DIRECTIONS:
Across the entries below, count the lines in which the word "JSON" occurs. Reply with the count alone.

#### DATASET EXCERPTS ####

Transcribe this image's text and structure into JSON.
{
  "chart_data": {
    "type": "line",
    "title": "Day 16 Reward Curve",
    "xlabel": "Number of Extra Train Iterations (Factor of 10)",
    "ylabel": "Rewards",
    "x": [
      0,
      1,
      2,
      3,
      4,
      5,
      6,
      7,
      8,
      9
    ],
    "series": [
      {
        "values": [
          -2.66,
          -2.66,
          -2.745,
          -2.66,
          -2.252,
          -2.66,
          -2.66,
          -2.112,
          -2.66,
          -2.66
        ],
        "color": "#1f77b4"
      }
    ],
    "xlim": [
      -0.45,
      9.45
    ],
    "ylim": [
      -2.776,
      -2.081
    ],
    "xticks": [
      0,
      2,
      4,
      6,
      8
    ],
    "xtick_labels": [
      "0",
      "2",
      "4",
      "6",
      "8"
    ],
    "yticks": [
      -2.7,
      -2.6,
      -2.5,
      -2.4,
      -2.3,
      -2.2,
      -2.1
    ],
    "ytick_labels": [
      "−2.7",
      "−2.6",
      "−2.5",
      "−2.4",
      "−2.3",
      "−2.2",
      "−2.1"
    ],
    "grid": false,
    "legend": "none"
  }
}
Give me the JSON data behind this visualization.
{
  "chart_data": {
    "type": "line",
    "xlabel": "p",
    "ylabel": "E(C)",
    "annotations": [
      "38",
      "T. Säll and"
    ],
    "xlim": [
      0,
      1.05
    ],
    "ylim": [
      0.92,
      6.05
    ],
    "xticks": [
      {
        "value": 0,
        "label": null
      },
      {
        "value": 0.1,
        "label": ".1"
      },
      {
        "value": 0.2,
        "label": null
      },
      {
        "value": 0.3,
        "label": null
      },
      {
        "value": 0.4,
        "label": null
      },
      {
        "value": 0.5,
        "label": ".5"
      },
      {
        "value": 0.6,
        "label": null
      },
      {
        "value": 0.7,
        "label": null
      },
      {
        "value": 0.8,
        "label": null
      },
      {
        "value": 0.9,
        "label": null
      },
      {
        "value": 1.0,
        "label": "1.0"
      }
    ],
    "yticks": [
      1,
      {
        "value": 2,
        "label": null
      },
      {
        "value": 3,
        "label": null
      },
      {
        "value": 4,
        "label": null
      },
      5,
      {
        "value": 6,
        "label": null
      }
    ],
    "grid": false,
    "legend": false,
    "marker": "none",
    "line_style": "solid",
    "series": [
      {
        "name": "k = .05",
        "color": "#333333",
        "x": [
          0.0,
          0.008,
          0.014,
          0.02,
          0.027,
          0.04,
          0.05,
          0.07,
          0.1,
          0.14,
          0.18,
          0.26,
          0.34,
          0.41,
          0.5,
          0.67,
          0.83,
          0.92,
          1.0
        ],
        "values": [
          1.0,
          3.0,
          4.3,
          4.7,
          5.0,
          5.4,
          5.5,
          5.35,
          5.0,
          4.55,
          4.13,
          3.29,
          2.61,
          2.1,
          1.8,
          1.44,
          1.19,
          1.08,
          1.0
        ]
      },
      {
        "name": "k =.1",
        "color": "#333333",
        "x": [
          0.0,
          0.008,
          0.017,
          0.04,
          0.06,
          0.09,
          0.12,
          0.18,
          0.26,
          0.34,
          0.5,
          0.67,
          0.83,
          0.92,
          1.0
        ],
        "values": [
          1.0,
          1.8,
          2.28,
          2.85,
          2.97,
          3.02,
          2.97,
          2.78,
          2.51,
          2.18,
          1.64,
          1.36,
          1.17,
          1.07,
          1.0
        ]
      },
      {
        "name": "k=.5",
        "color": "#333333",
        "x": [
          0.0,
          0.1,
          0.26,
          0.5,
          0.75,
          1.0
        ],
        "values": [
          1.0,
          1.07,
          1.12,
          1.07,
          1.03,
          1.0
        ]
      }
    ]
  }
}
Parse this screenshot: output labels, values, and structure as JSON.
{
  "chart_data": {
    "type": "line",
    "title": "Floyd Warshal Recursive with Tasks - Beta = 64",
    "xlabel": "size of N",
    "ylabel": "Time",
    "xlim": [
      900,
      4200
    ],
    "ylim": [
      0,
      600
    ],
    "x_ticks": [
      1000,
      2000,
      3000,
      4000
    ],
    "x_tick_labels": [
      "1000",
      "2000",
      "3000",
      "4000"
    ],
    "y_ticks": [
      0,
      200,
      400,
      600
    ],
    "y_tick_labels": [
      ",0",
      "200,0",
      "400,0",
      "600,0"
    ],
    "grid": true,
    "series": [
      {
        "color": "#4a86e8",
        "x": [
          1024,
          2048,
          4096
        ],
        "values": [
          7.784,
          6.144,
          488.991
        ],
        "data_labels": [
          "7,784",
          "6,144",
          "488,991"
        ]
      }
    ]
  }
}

####

ANSWER TO THIS TASK:
3